Generic Templates

This is page is a collection of generic templates of job scripts. The latest official template can be found on thNeumann-Cluster-Homepage.

In the Variant 2, the line mpirun $debug_mpi ./mpi_app should be comment out when you want to run a mpi process. If you ran special software, such as StarCCM+ you cannot use mpirun. Replace the mpirun line with your command.

If you want to start parallel processes in your job, such as running a programm on every CPU use srun.

Scripts on this page

Variant 1

A simple example, to get familiar with the queue system and job submission syntax:

justatestjob_20170822.sh
#!/bin/bash
# An example batch script to launch a dummy test script on the Neumann cluster
# From command line on Neumann, log into a node, e.g. type "ssh c002"
# then submit this job to the queue system by typing "sbatch justatestjob_20170814.sh"
# If this works correctly, you should see your job in the short queue for about half a minute
# And then it will create a tiny file called "hello" in your scratch directory
 
 
###################################################################################################
# Queue system requests
 
#SBATCH --job-name doobdoob		# job name displayed by squeue
#SBATCH --partition sw01_short		# queue in which this is going
#SBATCH --nodes 2	 		# number of nodes
#SBATCH --time 001:00:00		# time budget [HHH:MM:SS] 
#SBATCH --mem 1G			# RAM memory allocated to each node
 
#SBATCH --dependency singleton	# singleton dependency: do not start this job before any other job with the same job name has finished
 
 
 
###################################################################################################
# Now, let’s run this script
 
# Define where the working directory is, based on the username of the user submitting
WORKINGDIRECTORY="/scratch/tmp/$USER"
 
# Create the scratch folder if it does not exist
mkdir -p $WORKINGDIRECTORY
 
# Do nothing for 30 seconds
sleep 30s
 
# Create a tiny file called "hello" in your working directory and write some text inside it
echo "hello world!" >> $WORKINGDIRECTORY/hello
 
# Write the date at the end
date +%Y-%m-%d_%H:%M:%S_%s_%Z >> $WORKINGDIRECTORY/hello

Variant 2

job-default.sh
#!/bin/bash
# UPDATE: 23.06.2016 adding --mem
# WARNING: this minimum script is not in its final version
#          (acceptable longrun-job-handling is missing)
#  please check http://www-e.uni-magdeburg.de/urzs/t100/ periodically 2016-11
#
# lines beginning with "#SBATCH" are instructions for the jobsystem (man slurm).

- [WHAT YOU ARE ASKED TO DO] On the job script templates page, which command should you use to start parallel processes in a job, such as running a program on every CPU?

- [MATERIAL]

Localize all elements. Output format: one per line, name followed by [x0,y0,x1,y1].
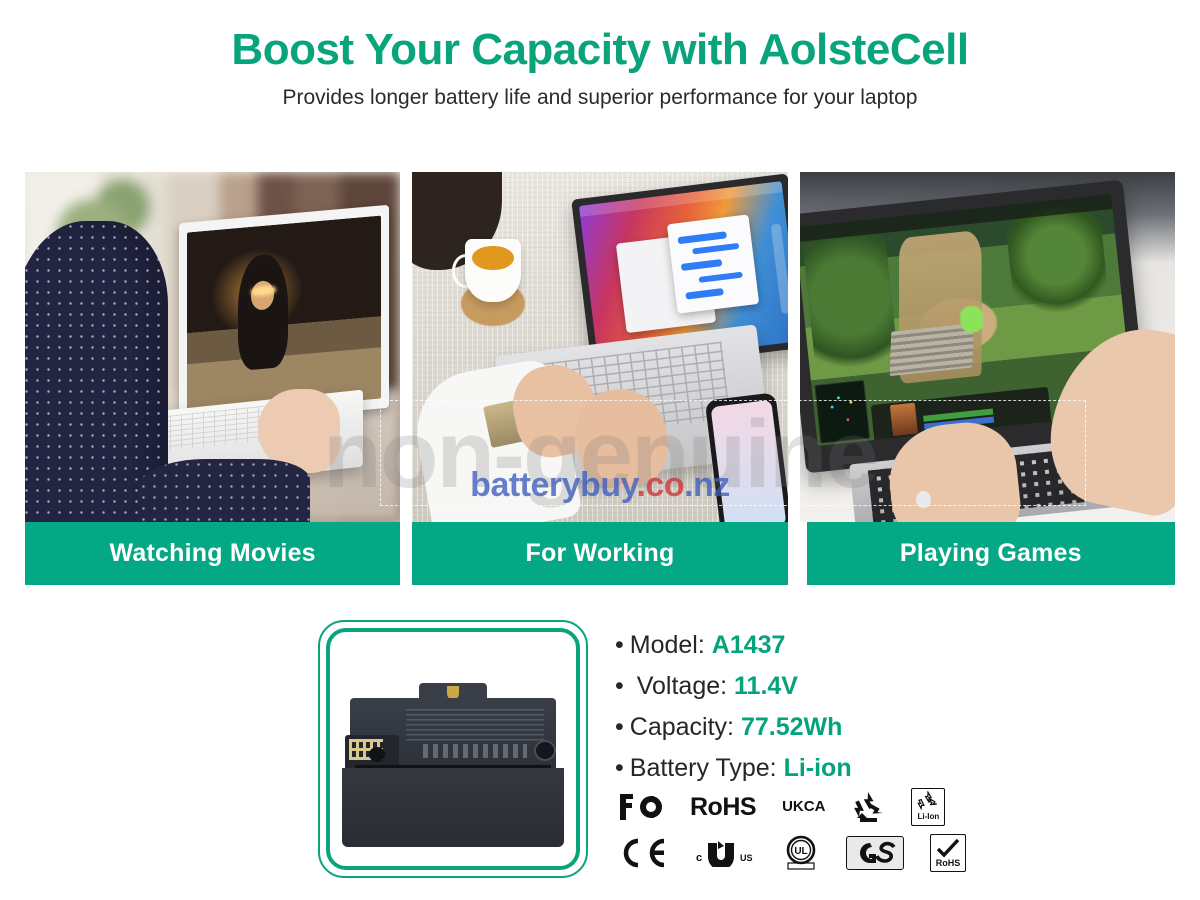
use-case-cards: Watching Movies [25,172,1175,585]
ukca-icon: UK CA [782,800,825,814]
fcc-icon [618,792,664,822]
battery-product-image [330,632,576,866]
product-frame-inner [326,628,580,870]
spec-value: 11.4V [734,672,798,700]
spec-row-capacity: •Capacity: 77.52Wh [615,712,1035,742]
bullet-icon: • [615,672,624,700]
svg-text:UL: UL [794,846,807,857]
use-case-card-for-working[interactable]: For Working [412,172,787,585]
card-caption: Playing Games [807,522,1175,585]
svg-text:US: US [740,853,753,863]
use-case-card-watching-movies[interactable]: Watching Movies [25,172,400,585]
photo-playing-games [800,172,1175,522]
spec-label: Voltage: [630,672,727,700]
page-title: Boost Your Capacity with AolsteCell [0,26,1200,74]
product-detail-section: •Model: A1437 • Voltage: 11.4V •Capacity… [0,606,1200,900]
ukca-line2: CA [804,800,826,814]
spec-row-voltage: • Voltage: 11.4V [615,671,1035,701]
ce-icon [618,837,670,869]
spec-value: A1437 [712,631,786,659]
ul-icon: UL [782,834,820,872]
spec-row-model: •Model: A1437 [615,630,1035,660]
bullet-icon: • [615,631,624,659]
page-header: Boost Your Capacity with AolsteCell Prov… [0,0,1200,110]
liion-label: Li-Ion [918,812,940,821]
rohs-icon: RoHS [690,793,756,822]
photo-for-working [412,172,787,522]
bullet-icon: • [615,754,624,782]
spec-label: Model: [630,631,705,659]
bullet-icon: • [615,713,624,741]
spec-list: •Model: A1437 • Voltage: 11.4V •Capacity… [615,630,1035,794]
rohs-check-label: RoHS [936,859,961,868]
certification-row-1: RoHS UK CA [618,784,1038,830]
certification-row-2: c US UL [618,830,1038,876]
spec-label: Battery Type: [630,754,777,782]
cul-us-icon: c US [696,839,756,867]
product-marketing-page: Boost Your Capacity with AolsteCell Prov… [0,0,1200,900]
gs-icon [846,836,904,870]
spec-label: Capacity: [630,713,734,741]
card-caption: For Working [412,522,787,585]
spec-row-battery-type: •Battery Type: Li-ion [615,753,1035,783]
liion-recycle-icon: Li-Ion [911,788,945,826]
card-caption: Watching Movies [25,522,400,585]
spec-value: Li-ion [784,754,852,782]
spec-value: 77.52Wh [741,713,842,741]
photo-watching-movies [25,172,400,522]
ukca-line1: UK [782,800,804,814]
page-subtitle: Provides longer battery life and superio… [0,86,1200,110]
svg-text:c: c [696,852,702,864]
recycle-icon [851,791,885,823]
certification-badges: RoHS UK CA [618,784,1038,876]
use-case-card-playing-games[interactable]: Playing Games [800,172,1175,585]
rohs-check-icon: RoHS [930,834,966,872]
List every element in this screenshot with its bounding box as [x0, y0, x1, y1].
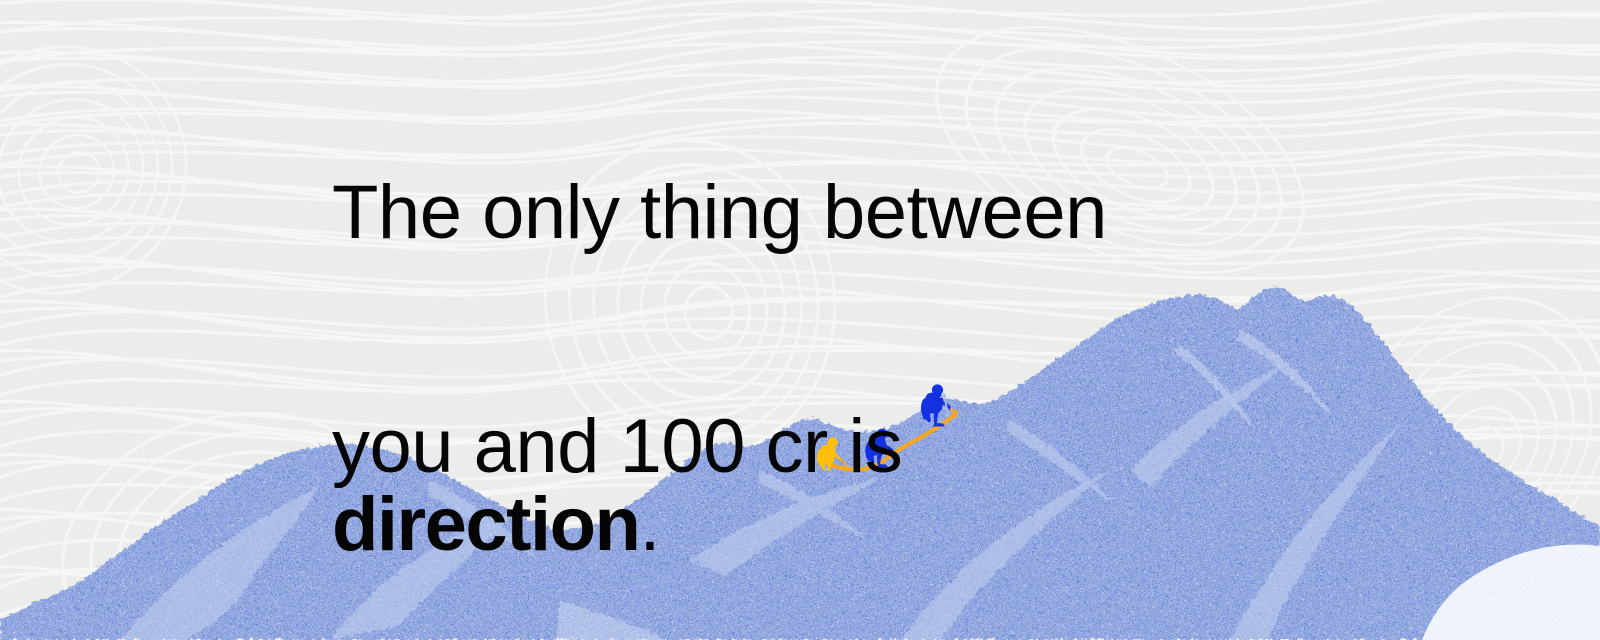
headline-emphasis: direction: [332, 482, 639, 567]
headline-line-1: The only thing between: [332, 174, 1232, 252]
headline-line-2-prefix: you and 100 cr is: [332, 404, 902, 489]
headline-line-2: you and 100 cr is direction.: [332, 330, 1232, 564]
hero-banner: The only thing between you and 100 cr is…: [0, 0, 1600, 640]
headline-period: .: [639, 482, 660, 567]
hero-content: The only thing between you and 100 cr is…: [332, 96, 1232, 640]
page-title: The only thing between you and 100 cr is…: [332, 96, 1232, 640]
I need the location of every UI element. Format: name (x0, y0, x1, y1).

- [FINAL RESULT] Use srun.